> [STATED PROBLEM]
Copy out the line containing "Transcribe the text in this document." and each line after it, through the last one in the material, exactly as written.

= = = = = = =

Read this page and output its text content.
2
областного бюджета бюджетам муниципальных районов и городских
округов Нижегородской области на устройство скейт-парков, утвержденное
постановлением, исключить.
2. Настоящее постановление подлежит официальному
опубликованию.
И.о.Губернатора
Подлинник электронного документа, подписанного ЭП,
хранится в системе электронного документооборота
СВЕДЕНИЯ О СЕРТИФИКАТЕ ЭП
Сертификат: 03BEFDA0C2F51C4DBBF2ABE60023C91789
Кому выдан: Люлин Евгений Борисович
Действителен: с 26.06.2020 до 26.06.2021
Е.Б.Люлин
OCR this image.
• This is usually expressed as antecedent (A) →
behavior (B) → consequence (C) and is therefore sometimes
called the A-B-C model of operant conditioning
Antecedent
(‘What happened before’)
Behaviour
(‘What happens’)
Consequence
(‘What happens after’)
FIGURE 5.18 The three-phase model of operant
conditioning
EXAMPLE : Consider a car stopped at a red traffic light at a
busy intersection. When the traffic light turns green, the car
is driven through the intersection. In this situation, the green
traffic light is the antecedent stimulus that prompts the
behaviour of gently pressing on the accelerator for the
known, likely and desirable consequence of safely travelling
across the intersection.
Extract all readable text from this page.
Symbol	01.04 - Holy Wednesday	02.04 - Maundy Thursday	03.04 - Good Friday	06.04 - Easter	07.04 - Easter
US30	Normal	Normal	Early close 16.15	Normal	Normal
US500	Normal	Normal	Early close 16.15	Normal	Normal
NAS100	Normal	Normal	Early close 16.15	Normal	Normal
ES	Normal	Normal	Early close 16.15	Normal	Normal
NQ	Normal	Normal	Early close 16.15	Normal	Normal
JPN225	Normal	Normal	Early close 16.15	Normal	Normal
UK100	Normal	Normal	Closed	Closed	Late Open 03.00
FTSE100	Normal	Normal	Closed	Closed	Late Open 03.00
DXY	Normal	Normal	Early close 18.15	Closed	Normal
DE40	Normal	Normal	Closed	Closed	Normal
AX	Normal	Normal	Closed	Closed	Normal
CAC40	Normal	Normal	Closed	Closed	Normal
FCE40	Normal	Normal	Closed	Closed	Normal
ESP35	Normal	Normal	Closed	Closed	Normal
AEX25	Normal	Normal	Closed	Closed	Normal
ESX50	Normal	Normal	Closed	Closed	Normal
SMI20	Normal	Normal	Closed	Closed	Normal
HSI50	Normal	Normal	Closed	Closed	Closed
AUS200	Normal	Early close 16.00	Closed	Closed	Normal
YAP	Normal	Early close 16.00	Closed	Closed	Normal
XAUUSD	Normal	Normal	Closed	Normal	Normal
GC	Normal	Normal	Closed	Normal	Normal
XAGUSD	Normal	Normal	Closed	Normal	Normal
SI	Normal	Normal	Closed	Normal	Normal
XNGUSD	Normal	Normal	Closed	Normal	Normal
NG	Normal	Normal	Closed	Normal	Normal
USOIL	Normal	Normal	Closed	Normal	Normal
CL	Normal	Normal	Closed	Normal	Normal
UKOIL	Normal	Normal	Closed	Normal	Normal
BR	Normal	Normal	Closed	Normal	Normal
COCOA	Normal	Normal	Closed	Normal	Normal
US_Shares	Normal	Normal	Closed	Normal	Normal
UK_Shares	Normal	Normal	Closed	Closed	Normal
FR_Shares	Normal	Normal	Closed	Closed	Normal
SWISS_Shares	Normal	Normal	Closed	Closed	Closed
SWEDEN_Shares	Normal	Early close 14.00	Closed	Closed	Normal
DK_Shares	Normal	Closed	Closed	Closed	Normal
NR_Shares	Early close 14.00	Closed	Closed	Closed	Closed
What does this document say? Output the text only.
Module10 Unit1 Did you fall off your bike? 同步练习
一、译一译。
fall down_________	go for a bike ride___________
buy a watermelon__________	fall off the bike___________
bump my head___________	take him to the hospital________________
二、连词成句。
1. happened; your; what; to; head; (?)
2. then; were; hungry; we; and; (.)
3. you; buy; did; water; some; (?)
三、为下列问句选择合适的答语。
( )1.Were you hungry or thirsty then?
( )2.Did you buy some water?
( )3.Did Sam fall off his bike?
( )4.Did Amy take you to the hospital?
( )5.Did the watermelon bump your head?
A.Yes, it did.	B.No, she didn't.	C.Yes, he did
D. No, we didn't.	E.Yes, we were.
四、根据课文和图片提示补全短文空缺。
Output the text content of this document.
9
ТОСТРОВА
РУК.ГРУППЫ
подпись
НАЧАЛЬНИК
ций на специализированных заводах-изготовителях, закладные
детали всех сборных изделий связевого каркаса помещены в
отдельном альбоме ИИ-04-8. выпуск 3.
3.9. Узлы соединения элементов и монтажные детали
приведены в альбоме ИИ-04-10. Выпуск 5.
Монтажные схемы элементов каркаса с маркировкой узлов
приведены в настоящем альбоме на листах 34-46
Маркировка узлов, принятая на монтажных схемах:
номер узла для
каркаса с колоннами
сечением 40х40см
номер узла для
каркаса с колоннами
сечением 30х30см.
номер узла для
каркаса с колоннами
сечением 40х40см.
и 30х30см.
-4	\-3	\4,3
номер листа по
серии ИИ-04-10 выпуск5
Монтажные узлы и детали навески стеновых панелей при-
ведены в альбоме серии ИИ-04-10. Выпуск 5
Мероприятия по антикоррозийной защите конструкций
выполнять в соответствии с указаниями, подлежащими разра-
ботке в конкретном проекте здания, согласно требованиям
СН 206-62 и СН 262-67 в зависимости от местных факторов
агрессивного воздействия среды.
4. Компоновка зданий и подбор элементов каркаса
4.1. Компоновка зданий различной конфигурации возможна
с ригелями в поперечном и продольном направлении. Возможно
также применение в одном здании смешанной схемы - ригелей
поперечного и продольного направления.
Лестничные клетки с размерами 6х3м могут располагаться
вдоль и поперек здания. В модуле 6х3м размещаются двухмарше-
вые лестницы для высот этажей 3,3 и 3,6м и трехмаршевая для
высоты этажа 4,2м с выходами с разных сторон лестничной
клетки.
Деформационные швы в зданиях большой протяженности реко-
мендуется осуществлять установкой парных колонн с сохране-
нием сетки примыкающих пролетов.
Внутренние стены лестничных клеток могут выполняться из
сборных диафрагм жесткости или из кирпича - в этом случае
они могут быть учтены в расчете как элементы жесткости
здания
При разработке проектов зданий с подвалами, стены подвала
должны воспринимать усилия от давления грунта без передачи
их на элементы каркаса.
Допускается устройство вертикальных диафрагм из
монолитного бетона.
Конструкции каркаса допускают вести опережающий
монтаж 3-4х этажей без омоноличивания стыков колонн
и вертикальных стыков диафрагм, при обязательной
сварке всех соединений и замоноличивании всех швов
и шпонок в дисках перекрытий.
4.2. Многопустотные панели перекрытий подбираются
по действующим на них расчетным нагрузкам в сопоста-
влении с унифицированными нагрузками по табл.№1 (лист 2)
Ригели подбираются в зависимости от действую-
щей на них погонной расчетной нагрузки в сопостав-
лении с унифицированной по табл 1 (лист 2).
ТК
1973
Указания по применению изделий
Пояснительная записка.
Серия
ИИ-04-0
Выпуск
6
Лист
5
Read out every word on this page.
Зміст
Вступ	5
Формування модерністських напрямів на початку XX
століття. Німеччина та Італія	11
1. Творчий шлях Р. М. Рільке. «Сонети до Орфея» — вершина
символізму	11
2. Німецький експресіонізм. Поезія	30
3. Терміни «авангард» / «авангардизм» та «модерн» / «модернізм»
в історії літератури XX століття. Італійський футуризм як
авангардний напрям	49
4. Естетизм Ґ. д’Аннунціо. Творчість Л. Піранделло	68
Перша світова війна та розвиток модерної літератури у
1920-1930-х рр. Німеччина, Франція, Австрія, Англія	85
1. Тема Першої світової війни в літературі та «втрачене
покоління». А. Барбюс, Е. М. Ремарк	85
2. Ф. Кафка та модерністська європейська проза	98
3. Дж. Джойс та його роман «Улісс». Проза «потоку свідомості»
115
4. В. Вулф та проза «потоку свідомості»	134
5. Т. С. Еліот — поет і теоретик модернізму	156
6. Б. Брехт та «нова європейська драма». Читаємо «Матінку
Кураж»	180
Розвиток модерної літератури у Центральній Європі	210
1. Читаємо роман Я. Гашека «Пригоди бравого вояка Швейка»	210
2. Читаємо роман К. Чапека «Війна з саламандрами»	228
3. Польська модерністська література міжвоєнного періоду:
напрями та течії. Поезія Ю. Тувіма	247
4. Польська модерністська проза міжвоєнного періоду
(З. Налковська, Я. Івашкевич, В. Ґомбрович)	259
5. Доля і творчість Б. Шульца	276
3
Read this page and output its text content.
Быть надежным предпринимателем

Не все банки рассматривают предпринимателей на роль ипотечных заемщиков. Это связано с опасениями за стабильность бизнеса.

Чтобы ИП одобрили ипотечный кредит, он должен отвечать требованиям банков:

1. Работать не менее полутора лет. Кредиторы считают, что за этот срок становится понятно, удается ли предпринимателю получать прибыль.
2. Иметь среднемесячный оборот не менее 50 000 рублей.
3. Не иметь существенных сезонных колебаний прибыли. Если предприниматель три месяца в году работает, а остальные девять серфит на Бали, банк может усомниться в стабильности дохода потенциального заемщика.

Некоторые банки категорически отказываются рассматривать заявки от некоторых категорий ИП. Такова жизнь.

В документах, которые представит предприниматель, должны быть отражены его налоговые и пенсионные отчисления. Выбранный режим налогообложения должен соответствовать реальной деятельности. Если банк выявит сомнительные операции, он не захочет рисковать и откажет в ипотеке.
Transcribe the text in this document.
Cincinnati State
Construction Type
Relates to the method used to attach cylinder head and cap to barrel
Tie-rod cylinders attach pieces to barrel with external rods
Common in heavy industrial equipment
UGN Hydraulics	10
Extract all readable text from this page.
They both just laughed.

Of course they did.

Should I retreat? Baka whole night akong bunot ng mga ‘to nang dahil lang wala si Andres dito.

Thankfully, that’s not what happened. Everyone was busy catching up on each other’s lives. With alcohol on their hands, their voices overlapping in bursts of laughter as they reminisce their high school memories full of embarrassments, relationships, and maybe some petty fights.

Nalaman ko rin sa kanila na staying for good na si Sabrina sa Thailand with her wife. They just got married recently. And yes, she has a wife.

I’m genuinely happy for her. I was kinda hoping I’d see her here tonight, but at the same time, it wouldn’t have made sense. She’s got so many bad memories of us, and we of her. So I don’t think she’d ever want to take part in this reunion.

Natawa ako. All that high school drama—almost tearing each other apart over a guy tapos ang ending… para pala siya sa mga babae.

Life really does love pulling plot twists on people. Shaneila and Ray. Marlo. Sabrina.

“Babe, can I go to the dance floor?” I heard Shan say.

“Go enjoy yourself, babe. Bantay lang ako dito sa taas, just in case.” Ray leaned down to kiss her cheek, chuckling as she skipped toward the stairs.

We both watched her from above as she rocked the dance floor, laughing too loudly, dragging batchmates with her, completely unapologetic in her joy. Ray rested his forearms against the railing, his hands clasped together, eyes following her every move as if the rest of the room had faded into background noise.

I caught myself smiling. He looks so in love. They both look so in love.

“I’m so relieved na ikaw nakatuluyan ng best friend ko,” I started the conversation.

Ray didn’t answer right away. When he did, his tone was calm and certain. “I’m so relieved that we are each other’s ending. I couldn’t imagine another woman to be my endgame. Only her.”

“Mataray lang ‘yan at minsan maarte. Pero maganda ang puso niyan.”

= = = = = = =

> [REPLY TO THE TASK]
Transcribe the text in this document.
Cincinnati State
Construction Type
Relates to the method used to attach cylinder head and cap to barrel
Tie-rod cylinders attach pieces to barrel with external rods
Common in heavy industrial equipment
UGN Hydraulics	10
Extract all readable text from this page.
They both just laughed.

Of course they did.

Should I retreat? Baka whole night akong bunot ng mga ‘to nang dahil lang wala si Andres dito.

Thankfully, that’s not what happened. Everyone was busy catching up on each other’s lives. With alcohol on their hands, their voices overlapping in bursts of laughter as they reminisce their high school memories full of embarrassments, relationships, and maybe some petty fights.

Nalaman ko rin sa kanila na staying for good na si Sabrina sa Thailand with her wife. They just got married recently. And yes, she has a wife.

I’m genuinely happy for her. I was kinda hoping I’d see her here tonight, but at the same time, it wouldn’t have made sense. She’s got so many bad memories of us, and we of her. So I don’t think she’d ever want to take part in this reunion.

Natawa ako. All that high school drama—almost tearing each other apart over a guy tapos ang ending… para pala siya sa mga babae.

Life really does love pulling plot twists on people. Shaneila and Ray. Marlo. Sabrina.

“Babe, can I go to the dance floor?” I heard Shan say.

“Go enjoy yourself, babe. Bantay lang ako dito sa taas, just in case.” Ray leaned down to kiss her cheek, chuckling as she skipped toward the stairs.

We both watched her from above as she rocked the dance floor, laughing too loudly, dragging batchmates with her, completely unapologetic in her joy. Ray rested his forearms against the railing, his hands clasped together, eyes following her every move as if the rest of the room had faded into background noise.

I caught myself smiling. He looks so in love. They both look so in love.

“I’m so relieved na ikaw nakatuluyan ng best friend ko,” I started the conversation.

Ray didn’t answer right away. When he did, his tone was calm and certain. “I’m so relieved that we are each other’s ending. I couldn’t imagine another woman to be my endgame. Only her.”

“Mataray lang ‘yan at minsan maarte. Pero maganda ang puso niyan.”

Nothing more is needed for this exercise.